Rows from a dataset
╔══
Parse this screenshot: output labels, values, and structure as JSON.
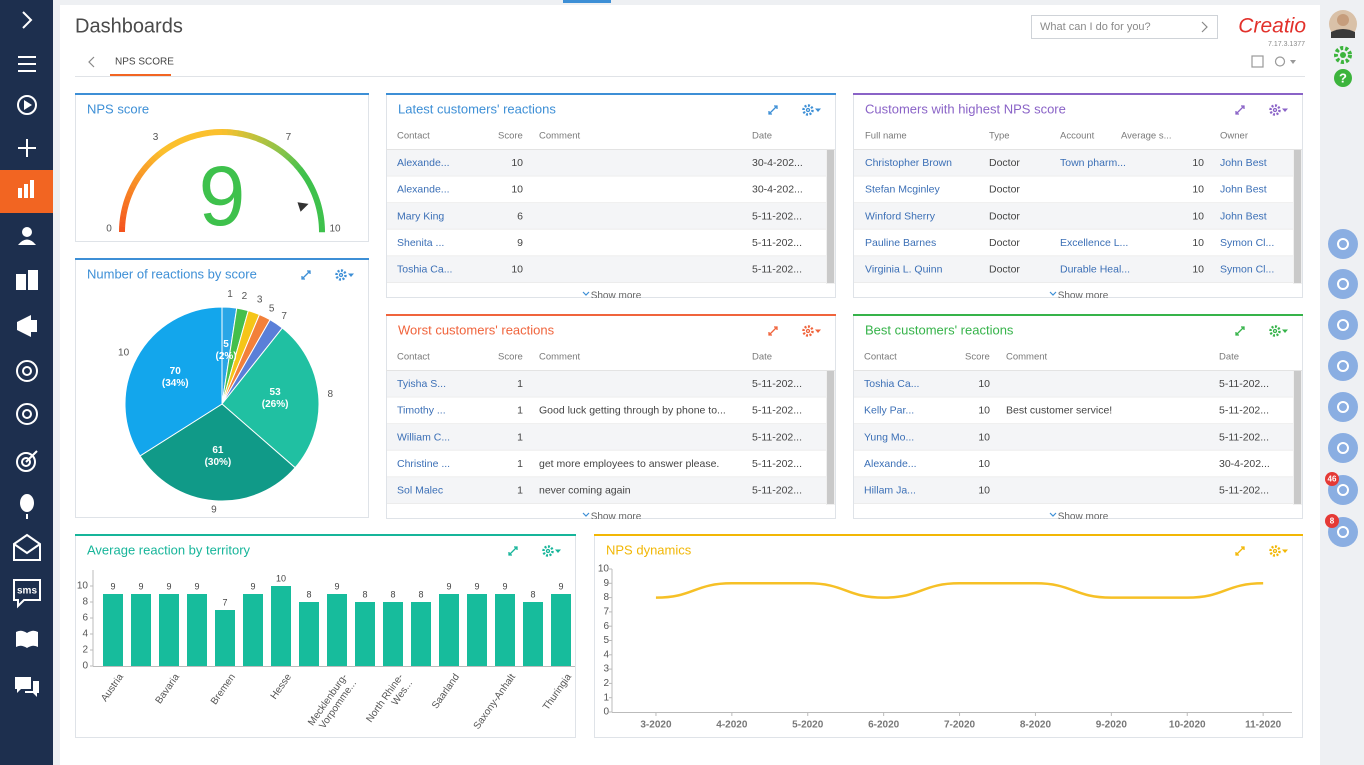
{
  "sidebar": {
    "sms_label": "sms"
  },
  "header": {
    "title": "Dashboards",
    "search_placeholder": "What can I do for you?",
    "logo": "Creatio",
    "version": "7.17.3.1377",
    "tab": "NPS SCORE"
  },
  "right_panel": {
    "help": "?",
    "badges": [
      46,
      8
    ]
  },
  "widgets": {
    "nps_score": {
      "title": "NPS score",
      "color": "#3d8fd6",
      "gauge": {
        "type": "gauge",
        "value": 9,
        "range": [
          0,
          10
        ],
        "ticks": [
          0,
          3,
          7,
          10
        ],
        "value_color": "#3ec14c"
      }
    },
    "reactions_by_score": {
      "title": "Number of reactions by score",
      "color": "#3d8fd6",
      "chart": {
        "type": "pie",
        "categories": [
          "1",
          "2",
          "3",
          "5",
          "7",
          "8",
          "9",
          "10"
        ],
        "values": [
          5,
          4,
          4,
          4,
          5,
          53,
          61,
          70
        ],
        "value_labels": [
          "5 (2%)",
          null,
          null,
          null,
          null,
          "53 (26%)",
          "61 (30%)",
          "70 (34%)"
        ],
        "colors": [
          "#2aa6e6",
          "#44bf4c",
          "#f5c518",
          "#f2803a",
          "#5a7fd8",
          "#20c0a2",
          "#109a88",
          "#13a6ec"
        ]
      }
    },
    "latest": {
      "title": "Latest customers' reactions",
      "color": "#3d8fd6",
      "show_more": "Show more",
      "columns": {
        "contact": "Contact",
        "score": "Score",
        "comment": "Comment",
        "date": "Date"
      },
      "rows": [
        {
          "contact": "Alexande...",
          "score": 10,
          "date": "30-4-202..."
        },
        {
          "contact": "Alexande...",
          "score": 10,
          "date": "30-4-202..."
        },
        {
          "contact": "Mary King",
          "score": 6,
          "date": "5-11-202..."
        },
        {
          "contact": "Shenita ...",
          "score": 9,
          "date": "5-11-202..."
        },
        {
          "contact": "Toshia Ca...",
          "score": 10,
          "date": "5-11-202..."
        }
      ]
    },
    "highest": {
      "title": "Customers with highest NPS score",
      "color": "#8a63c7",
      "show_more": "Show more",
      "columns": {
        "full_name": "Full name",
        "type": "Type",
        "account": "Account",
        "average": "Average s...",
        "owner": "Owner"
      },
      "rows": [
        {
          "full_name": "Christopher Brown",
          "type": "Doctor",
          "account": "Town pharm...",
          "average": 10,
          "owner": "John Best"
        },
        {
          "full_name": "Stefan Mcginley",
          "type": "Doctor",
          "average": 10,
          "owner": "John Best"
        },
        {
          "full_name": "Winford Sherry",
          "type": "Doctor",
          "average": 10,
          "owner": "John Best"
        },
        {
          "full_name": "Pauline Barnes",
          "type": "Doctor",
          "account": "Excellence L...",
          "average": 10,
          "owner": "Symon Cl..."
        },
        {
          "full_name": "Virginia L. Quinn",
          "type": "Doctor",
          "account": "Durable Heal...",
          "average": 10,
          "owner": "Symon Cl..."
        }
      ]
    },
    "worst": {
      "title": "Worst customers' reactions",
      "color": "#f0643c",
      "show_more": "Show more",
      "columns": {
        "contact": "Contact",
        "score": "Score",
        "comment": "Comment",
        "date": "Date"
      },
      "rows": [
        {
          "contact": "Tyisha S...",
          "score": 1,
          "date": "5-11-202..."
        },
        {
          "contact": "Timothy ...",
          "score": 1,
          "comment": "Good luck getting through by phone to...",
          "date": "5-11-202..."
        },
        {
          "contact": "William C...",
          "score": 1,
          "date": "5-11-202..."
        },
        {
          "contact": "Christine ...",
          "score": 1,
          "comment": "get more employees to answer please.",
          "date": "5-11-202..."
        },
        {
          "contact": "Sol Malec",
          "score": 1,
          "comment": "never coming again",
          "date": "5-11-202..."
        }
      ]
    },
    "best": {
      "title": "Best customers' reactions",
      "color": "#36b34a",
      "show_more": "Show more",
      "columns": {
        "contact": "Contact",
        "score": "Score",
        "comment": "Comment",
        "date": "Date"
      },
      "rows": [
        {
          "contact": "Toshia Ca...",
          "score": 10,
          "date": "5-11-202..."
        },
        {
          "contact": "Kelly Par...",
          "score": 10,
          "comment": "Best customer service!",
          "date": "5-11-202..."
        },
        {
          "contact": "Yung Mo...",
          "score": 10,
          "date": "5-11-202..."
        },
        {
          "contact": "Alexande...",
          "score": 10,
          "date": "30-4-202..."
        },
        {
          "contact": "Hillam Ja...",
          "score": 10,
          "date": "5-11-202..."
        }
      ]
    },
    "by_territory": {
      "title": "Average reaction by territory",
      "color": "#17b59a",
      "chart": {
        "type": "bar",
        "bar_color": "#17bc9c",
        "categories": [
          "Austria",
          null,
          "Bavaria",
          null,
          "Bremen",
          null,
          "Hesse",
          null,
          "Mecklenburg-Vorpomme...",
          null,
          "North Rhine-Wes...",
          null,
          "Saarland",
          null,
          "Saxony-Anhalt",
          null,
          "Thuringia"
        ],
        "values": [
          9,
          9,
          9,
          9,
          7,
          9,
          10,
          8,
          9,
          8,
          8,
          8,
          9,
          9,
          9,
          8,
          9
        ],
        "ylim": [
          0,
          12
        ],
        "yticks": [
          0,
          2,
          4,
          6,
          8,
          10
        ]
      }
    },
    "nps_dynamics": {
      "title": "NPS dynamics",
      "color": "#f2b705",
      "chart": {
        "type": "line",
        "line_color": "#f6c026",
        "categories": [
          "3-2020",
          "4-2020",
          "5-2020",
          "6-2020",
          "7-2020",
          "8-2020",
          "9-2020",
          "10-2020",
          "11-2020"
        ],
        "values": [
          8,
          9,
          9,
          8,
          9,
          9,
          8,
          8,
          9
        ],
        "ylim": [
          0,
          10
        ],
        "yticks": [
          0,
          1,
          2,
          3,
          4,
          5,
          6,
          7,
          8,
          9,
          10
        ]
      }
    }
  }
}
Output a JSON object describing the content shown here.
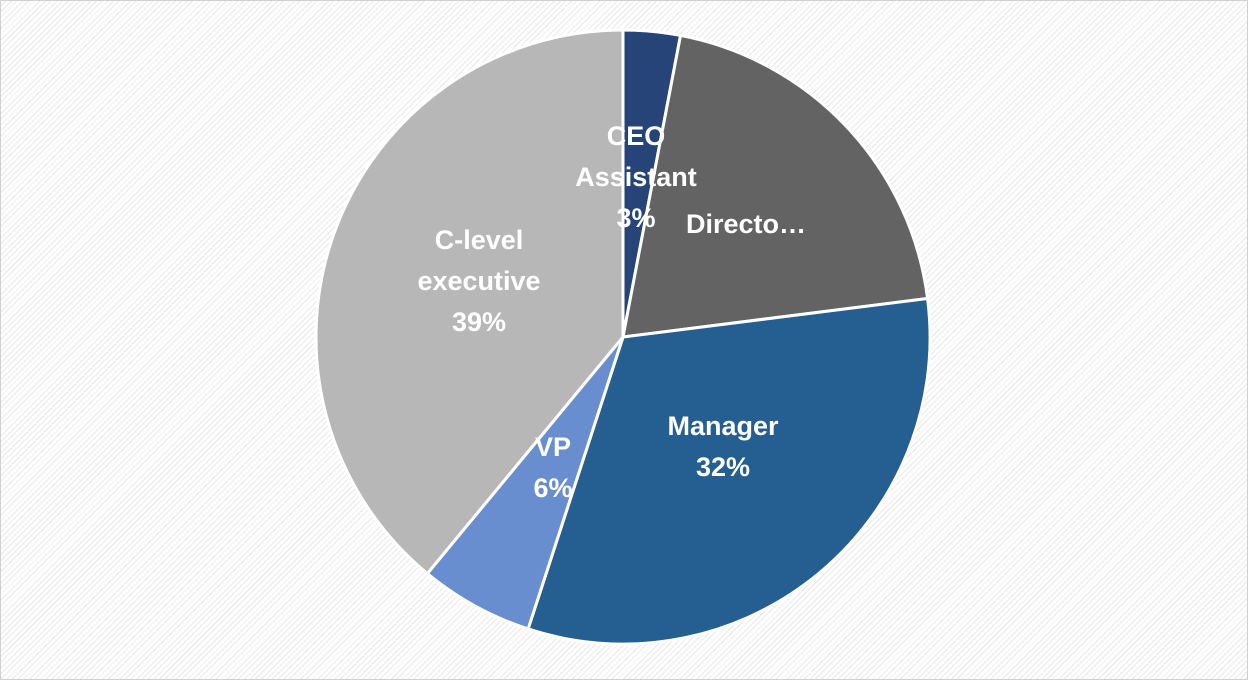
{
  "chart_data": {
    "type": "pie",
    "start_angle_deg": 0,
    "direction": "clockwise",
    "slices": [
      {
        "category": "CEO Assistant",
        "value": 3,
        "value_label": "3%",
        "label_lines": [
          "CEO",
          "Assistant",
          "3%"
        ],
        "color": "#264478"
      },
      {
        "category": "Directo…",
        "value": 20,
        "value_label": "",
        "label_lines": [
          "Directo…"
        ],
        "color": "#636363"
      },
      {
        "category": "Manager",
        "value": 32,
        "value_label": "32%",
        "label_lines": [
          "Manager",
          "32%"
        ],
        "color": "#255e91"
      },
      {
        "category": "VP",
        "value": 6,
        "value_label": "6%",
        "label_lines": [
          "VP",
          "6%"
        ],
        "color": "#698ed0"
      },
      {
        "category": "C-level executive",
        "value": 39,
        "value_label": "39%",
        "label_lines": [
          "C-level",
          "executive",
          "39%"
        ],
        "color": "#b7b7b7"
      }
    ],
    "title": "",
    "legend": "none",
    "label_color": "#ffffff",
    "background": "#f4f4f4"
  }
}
╚══
### Set task
Word for word, quote the lines above. Omit the pictures.

### Task solution
Parse this screenshot: output labels, values, and structure as JSON.
{
  "sidebar": {
    "sms_label": "sms"
  },
  "header": {
    "title": "Dashboards",
    "search_placeholder": "What can I do for you?",
    "logo": "Creatio",
    "version": "7.17.3.1377",
    "tab": "NPS SCORE"
  },
  "right_panel": {
    "help": "?",
    "badges": [
      46,
      8
    ]
  },
  "widgets": {
    "nps_score": {
      "title": "NPS score",
      "color": "#3d8fd6",
      "gauge": {
        "type": "gauge",
        "value": 9,
        "range": [
          0,
          10
        ],
        "ticks": [
          0,
          3,
          7,
          10
        ],
        "value_color": "#3ec14c"
      }
    },
    "reactions_by_score": {
      "title": "Number of reactions by score",
      "color": "#3d8fd6",
      "chart": {
        "type": "pie",
        "categories": [
          "1",
          "2",
          "3",
          "5",
          "7",
          "8",
          "9",
          "10"
        ],
        "values": [
          5,
          4,
          4,
          4,
          5,
          53,
          61,
          70
        ],
        "value_labels": [
          "5 (2%)",
          null,
          null,
          null,
          null,
          "53 (26%)",
          "61 (30%)",
          "70 (34%)"
        ],
        "colors": [
          "#2aa6e6",
          "#44bf4c",
          "#f5c518",
          "#f2803a",
          "#5a7fd8",
          "#20c0a2",
          "#109a88",
          "#13a6ec"
        ]
      }
    },
    "latest": {
      "title": "Latest customers' reactions",
      "color": "#3d8fd6",
      "show_more": "Show more",
      "columns": {
        "contact": "Contact",
        "score": "Score",
        "comment": "Comment",
        "date": "Date"
      },
      "rows": [
        {
          "contact": "Alexande...",
          "score": 10,
          "date": "30-4-202..."
        },
        {
          "contact": "Alexande...",
          "score": 10,
          "date": "30-4-202..."
        },
        {
          "contact": "Mary King",
          "score": 6,
          "date": "5-11-202..."
        },
        {
          "contact": "Shenita ...",
          "score": 9,
          "date": "5-11-202..."
        },
        {
          "contact": "Toshia Ca...",
          "score": 10,
          "date": "5-11-202..."
        }
      ]
    },
    "highest": {
      "title": "Customers with highest NPS score",
      "color": "#8a63c7",
      "show_more": "Show more",
      "columns": {
        "full_name": "Full name",
        "type": "Type",
        "account": "Account",
        "average": "Average s...",
        "owner": "Owner"
      },
      "rows": [
        {
          "full_name": "Christopher Brown",
          "type": "Doctor",
          "account": "Town pharm...",
          "average": 10,
          "owner": "John Best"
        },
        {
          "full_name": "Stefan Mcginley",
          "type": "Doctor",
          "average": 10,
          "owner": "John Best"
        },
        {
          "full_name": "Winford Sherry",
          "type": "Doctor",
          "average": 10,
          "owner": "John Best"
        },
        {
          "full_name": "Pauline Barnes",
          "type": "Doctor",
          "account": "Excellence L...",
          "average": 10,
          "owner": "Symon Cl..."
        },
        {
          "full_name": "Virginia L. Quinn",
          "type": "Doctor",
          "account": "Durable Heal...",
          "average": 10,
          "owner": "Symon Cl..."
        }
      ]
    },
    "worst": {
      "title": "Worst customers' reactions",
      "color": "#f0643c",
      "show_more": "Show more",
      "columns": {
        "contact": "Contact",
        "score": "Score",
        "comment": "Comment",
        "date": "Date"
      },
      "rows": [
        {
          "contact": "Tyisha S...",
          "score": 1,
          "date": "5-11-202..."
        },
        {
          "contact": "Timothy ...",
          "score": 1,
          "comment": "Good luck getting through by phone to...",
          "date": "5-11-202..."
        },
        {
          "contact": "William C...",
          "score": 1,
          "date": "5-11-202..."
        },
        {
          "contact": "Christine ...",
          "score": 1,
          "comment": "get more employees to answer please.",
          "date": "5-11-202..."
        },
        {
          "contact": "Sol Malec",
          "score": 1,
          "comment": "never coming again",
          "date": "5-11-202..."
        }
      ]
    },
    "best": {
      "title": "Best customers' reactions",
      "color": "#36b34a",
      "show_more": "Show more",
      "columns": {
        "contact": "Contact",
        "score": "Score",
        "comment": "Comment",
        "date": "Date"
      },
      "rows": [
        {
          "contact": "Toshia Ca...",
          "score": 10,
          "date": "5-11-202..."
        },
        {
          "contact": "Kelly Par...",
          "score": 10,
          "comment": "Best customer service!",
          "date": "5-11-202..."
        },
        {
          "contact": "Yung Mo...",
          "score": 10,
          "date": "5-11-202..."
        },
        {
          "contact": "Alexande...",
          "score": 10,
          "date": "30-4-202..."
        },
        {
          "contact": "Hillam Ja...",
          "score": 10,
          "date": "5-11-202..."
        }
      ]
    },
    "by_territory": {
      "title": "Average reaction by territory",
      "color": "#17b59a",
      "chart": {
        "type": "bar",
        "bar_color": "#17bc9c",
        "categories": [
          "Austria",
          null,
          "Bavaria",
          null,
          "Bremen",
          null,
          "Hesse",
          null,
          "Mecklenburg-Vorpomme...",
          null,
          "North Rhine-Wes...",
          null,
          "Saarland",
          null,
          "Saxony-Anhalt",
          null,
          "Thuringia"
        ],
        "values": [
          9,
          9,
          9,
          9,
          7,
          9,
          10,
          8,
          9,
          8,
          8,
          8,
          9,
          9,
          9,
          8,
          9
        ],
        "ylim": [
          0,
          12
        ],
        "yticks": [
          0,
          2,
          4,
          6,
          8,
          10
        ]
      }
    },
    "nps_dynamics": {
      "title": "NPS dynamics",
      "color": "#f2b705",
      "chart": {
        "type": "line",
        "line_color": "#f6c026",
        "categories": [
          "3-2020",
          "4-2020",
          "5-2020",
          "6-2020",
          "7-2020",
          "8-2020",
          "9-2020",
          "10-2020",
          "11-2020"
        ],
        "values": [
          8,
          9,
          9,
          8,
          9,
          9,
          8,
          8,
          9
        ],
        "ylim": [
          0,
          10
        ],
        "yticks": [
          0,
          1,
          2,
          3,
          4,
          5,
          6,
          7,
          8,
          9,
          10
        ]
      }
    }
  }
}
Output a JSON object describing the content shown here.
{
  "chart_data": {
    "type": "pie",
    "start_angle_deg": 0,
    "direction": "clockwise",
    "slices": [
      {
        "category": "CEO Assistant",
        "value": 3,
        "value_label": "3%",
        "label_lines": [
          "CEO",
          "Assistant",
          "3%"
        ],
        "color": "#264478"
      },
      {
        "category": "Directo…",
        "value": 20,
        "value_label": "",
        "label_lines": [
          "Directo…"
        ],
        "color": "#636363"
      },
      {
        "category": "Manager",
        "value": 32,
        "value_label": "32%",
        "label_lines": [
          "Manager",
          "32%"
        ],
        "color": "#255e91"
      },
      {
        "category": "VP",
        "value": 6,
        "value_label": "6%",
        "label_lines": [
          "VP",
          "6%"
        ],
        "color": "#698ed0"
      },
      {
        "category": "C-level executive",
        "value": 39,
        "value_label": "39%",
        "label_lines": [
          "C-level",
          "executive",
          "39%"
        ],
        "color": "#b7b7b7"
      }
    ],
    "title": "",
    "legend": "none",
    "label_color": "#ffffff",
    "background": "#f4f4f4"
  }
}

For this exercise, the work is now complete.